THE PROBLEM |
Output each line of the material exactly as it stands.

Chart and figure data:
.....
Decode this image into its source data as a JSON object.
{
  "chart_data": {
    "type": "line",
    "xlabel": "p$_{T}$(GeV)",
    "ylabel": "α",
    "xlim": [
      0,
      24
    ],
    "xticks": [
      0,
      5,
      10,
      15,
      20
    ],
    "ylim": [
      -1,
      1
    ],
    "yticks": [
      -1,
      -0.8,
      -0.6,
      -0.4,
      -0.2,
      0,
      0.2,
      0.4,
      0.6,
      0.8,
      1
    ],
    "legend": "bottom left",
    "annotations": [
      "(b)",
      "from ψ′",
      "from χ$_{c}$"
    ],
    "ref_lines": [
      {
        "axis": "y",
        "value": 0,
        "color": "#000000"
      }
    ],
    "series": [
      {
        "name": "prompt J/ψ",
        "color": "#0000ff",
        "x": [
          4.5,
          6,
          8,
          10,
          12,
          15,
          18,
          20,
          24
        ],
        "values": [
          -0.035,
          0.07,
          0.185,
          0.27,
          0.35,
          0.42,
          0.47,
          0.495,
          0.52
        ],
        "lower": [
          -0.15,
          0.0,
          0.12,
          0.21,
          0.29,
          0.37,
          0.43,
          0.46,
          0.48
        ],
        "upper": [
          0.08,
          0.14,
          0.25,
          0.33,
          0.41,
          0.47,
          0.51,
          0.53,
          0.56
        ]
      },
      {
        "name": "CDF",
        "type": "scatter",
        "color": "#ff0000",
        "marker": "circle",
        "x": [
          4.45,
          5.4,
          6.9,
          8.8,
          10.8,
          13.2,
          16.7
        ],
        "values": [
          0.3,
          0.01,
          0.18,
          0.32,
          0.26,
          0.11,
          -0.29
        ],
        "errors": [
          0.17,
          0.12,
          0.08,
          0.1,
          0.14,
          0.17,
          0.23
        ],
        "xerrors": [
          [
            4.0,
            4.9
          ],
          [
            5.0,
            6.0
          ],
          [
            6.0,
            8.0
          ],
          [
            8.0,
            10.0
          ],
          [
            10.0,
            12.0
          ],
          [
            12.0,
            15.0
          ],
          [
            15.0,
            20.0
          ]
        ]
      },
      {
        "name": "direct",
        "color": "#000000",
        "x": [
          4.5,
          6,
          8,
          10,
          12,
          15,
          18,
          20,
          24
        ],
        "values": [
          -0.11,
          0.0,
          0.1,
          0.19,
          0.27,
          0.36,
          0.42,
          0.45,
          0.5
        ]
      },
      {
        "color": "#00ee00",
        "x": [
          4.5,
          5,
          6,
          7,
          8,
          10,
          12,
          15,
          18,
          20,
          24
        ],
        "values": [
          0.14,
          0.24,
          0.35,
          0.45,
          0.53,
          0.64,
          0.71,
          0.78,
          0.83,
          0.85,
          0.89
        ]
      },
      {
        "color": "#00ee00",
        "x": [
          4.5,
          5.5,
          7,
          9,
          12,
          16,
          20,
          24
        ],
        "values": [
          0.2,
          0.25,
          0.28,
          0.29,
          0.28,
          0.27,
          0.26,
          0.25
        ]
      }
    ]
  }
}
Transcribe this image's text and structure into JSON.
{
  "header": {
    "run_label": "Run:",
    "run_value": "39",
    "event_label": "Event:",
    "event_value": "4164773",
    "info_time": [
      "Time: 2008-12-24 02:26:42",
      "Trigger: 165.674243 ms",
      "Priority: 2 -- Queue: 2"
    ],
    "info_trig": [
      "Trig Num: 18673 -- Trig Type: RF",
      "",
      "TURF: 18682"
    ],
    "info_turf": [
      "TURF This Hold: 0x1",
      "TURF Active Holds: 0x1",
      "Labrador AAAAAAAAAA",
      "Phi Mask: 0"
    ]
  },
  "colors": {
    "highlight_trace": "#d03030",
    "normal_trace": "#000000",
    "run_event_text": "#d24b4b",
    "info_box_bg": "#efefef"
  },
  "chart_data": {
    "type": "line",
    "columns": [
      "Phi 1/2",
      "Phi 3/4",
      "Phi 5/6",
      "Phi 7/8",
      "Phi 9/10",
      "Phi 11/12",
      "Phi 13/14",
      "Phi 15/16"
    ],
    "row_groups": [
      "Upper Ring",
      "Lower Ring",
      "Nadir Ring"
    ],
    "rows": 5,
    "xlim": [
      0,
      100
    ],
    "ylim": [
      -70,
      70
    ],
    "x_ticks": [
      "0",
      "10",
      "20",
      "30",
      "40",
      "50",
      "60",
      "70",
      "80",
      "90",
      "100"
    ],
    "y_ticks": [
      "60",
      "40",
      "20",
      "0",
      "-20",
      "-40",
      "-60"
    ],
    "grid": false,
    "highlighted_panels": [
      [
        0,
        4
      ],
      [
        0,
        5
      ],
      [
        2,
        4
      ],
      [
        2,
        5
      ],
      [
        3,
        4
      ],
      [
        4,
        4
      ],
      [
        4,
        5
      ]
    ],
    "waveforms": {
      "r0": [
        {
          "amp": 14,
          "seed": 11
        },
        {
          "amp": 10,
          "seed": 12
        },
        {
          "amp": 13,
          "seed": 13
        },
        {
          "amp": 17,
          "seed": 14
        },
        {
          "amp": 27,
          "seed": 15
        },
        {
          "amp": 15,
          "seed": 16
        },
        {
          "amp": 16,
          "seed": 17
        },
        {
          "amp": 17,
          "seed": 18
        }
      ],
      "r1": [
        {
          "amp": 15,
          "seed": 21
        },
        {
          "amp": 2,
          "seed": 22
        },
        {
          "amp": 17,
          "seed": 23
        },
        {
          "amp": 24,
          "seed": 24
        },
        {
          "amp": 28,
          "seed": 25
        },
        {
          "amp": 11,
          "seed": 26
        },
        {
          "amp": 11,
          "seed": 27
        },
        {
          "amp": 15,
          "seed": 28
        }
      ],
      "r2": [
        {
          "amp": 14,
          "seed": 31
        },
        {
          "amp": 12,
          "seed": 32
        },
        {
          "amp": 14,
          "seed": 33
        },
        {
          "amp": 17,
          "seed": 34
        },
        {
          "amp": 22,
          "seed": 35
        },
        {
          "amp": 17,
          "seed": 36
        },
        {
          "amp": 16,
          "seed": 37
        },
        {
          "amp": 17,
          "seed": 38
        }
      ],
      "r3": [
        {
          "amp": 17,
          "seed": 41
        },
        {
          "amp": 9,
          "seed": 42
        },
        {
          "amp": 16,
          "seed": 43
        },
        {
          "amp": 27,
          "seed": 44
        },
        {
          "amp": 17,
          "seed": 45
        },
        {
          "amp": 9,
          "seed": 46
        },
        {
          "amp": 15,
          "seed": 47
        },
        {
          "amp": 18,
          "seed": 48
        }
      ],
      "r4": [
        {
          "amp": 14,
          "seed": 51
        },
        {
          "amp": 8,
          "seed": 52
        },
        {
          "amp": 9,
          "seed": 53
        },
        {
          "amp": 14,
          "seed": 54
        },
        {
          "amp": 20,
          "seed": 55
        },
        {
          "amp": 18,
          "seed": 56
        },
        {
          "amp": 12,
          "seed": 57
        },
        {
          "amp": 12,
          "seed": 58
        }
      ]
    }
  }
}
.....
TASK RESPONSE |
Decode this image into its source data as a JSON object.
{
  "chart_data": {
    "type": "line",
    "xlabel": "p$_{T}$(GeV)",
    "ylabel": "α",
    "xlim": [
      0,
      24
    ],
    "xticks": [
      0,
      5,
      10,
      15,
      20
    ],
    "ylim": [
      -1,
      1
    ],
    "yticks": [
      -1,
      -0.8,
      -0.6,
      -0.4,
      -0.2,
      0,
      0.2,
      0.4,
      0.6,
      0.8,
      1
    ],
    "legend": "bottom left",
    "annotations": [
      "(b)",
      "from ψ′",
      "from χ$_{c}$"
    ],
    "ref_lines": [
      {
        "axis": "y",
        "value": 0,
        "color": "#000000"
      }
    ],
    "series": [
      {
        "name": "prompt J/ψ",
        "color": "#0000ff",
        "x": [
          4.5,
          6,
          8,
          10,
          12,
          15,
          18,
          20,
          24
        ],
        "values": [
          -0.035,
          0.07,
          0.185,
          0.27,
          0.35,
          0.42,
          0.47,
          0.495,
          0.52
        ],
        "lower": [
          -0.15,
          0.0,
          0.12,
          0.21,
          0.29,
          0.37,
          0.43,
          0.46,
          0.48
        ],
        "upper": [
          0.08,
          0.14,
          0.25,
          0.33,
          0.41,
          0.47,
          0.51,
          0.53,
          0.56
        ]
      },
      {
        "name": "CDF",
        "type": "scatter",
        "color": "#ff0000",
        "marker": "circle",
        "x": [
          4.45,
          5.4,
          6.9,
          8.8,
          10.8,
          13.2,
          16.7
        ],
        "values": [
          0.3,
          0.01,
          0.18,
          0.32,
          0.26,
          0.11,
          -0.29
        ],
        "errors": [
          0.17,
          0.12,
          0.08,
          0.1,
          0.14,
          0.17,
          0.23
        ],
        "xerrors": [
          [
            4.0,
            4.9
          ],
          [
            5.0,
            6.0
          ],
          [
            6.0,
            8.0
          ],
          [
            8.0,
            10.0
          ],
          [
            10.0,
            12.0
          ],
          [
            12.0,
            15.0
          ],
          [
            15.0,
            20.0
          ]
        ]
      },
      {
        "name": "direct",
        "color": "#000000",
        "x": [
          4.5,
          6,
          8,
          10,
          12,
          15,
          18,
          20,
          24
        ],
        "values": [
          -0.11,
          0.0,
          0.1,
          0.19,
          0.27,
          0.36,
          0.42,
          0.45,
          0.5
        ]
      },
      {
        "color": "#00ee00",
        "x": [
          4.5,
          5,
          6,
          7,
          8,
          10,
          12,
          15,
          18,
          20,
          24
        ],
        "values": [
          0.14,
          0.24,
          0.35,
          0.45,
          0.53,
          0.64,
          0.71,
          0.78,
          0.83,
          0.85,
          0.89
        ]
      },
      {
        "color": "#00ee00",
        "x": [
          4.5,
          5.5,
          7,
          9,
          12,
          16,
          20,
          24
        ],
        "values": [
          0.2,
          0.25,
          0.28,
          0.29,
          0.28,
          0.27,
          0.26,
          0.25
        ]
      }
    ]
  }
}
Transcribe this image's text and structure into JSON.
{
  "header": {
    "run_label": "Run:",
    "run_value": "39",
    "event_label": "Event:",
    "event_value": "4164773",
    "info_time": [
      "Time: 2008-12-24 02:26:42",
      "Trigger: 165.674243 ms",
      "Priority: 2 -- Queue: 2"
    ],
    "info_trig": [
      "Trig Num: 18673 -- Trig Type: RF",
      "",
      "TURF: 18682"
    ],
    "info_turf": [
      "TURF This Hold: 0x1",
      "TURF Active Holds: 0x1",
      "Labrador AAAAAAAAAA",
      "Phi Mask: 0"
    ]
  },
  "colors": {
    "highlight_trace": "#d03030",
    "normal_trace": "#000000",
    "run_event_text": "#d24b4b",
    "info_box_bg": "#efefef"
  },
  "chart_data": {
    "type": "line",
    "columns": [
      "Phi 1/2",
      "Phi 3/4",
      "Phi 5/6",
      "Phi 7/8",
      "Phi 9/10",
      "Phi 11/12",
      "Phi 13/14",
      "Phi 15/16"
    ],
    "row_groups": [
      "Upper Ring",
      "Lower Ring",
      "Nadir Ring"
    ],
    "rows": 5,
    "xlim": [
      0,
      100
    ],
    "ylim": [
      -70,
      70
    ],
    "x_ticks": [
      "0",
      "10",
      "20",
      "30",
      "40",
      "50",
      "60",
      "70",
      "80",
      "90",
      "100"
    ],
    "y_ticks": [
      "60",
      "40",
      "20",
      "0",
      "-20",
      "-40",
      "-60"
    ],
    "grid": false,
    "highlighted_panels": [
      [
        0,
        4
      ],
      [
        0,
        5
      ],
      [
        2,
        4
      ],
      [
        2,
        5
      ],
      [
        3,
        4
      ],
      [
        4,
        4
      ],
      [
        4,
        5
      ]
    ],
    "waveforms": {
      "r0": [
        {
          "amp": 14,
          "seed": 11
        },
        {
          "amp": 10,
          "seed": 12
        },
        {
          "amp": 13,
          "seed": 13
        },
        {
          "amp": 17,
          "seed": 14
        },
        {
          "amp": 27,
          "seed": 15
        },
        {
          "amp": 15,
          "seed": 16
        },
        {
          "amp": 16,
          "seed": 17
        },
        {
          "amp": 17,
          "seed": 18
        }
      ],
      "r1": [
        {
          "amp": 15,
          "seed": 21
        },
        {
          "amp": 2,
          "seed": 22
        },
        {
          "amp": 17,
          "seed": 23
        },
        {
          "amp": 24,
          "seed": 24
        },
        {
          "amp": 28,
          "seed": 25
        },
        {
          "amp": 11,
          "seed": 26
        },
        {
          "amp": 11,
          "seed": 27
        },
        {
          "amp": 15,
          "seed": 28
        }
      ],
      "r2": [
        {
          "amp": 14,
          "seed": 31
        },
        {
          "amp": 12,
          "seed": 32
        },
        {
          "amp": 14,
          "seed": 33
        },
        {
          "amp": 17,
          "seed": 34
        },
        {
          "amp": 22,
          "seed": 35
        },
        {
          "amp": 17,
          "seed": 36
        },
        {
          "amp": 16,
          "seed": 37
        },
        {
          "amp": 17,
          "seed": 38
        }
      ],
      "r3": [
        {
          "amp": 17,
          "seed": 41
        },
        {
          "amp": 9,
          "seed": 42
        },
        {
          "amp": 16,
          "seed": 43
        },
        {
          "amp": 27,
          "seed": 44
        },
        {
          "amp": 17,
          "seed": 45
        },
        {
          "amp": 9,
          "seed": 46
        },
        {
          "amp": 15,
          "seed": 47
        },
        {
          "amp": 18,
          "seed": 48
        }
      ],
      "r4": [
        {
          "amp": 14,
          "seed": 51
        },
        {
          "amp": 8,
          "seed": 52
        },
        {
          "amp": 9,
          "seed": 53
        },
        {
          "amp": 14,
          "seed": 54
        },
        {
          "amp": 20,
          "seed": 55
        },
        {
          "amp": 18,
          "seed": 56
        },
        {
          "amp": 12,
          "seed": 57
        },
        {
          "amp": 12,
          "seed": 58
        }
      ]
    }
  }
}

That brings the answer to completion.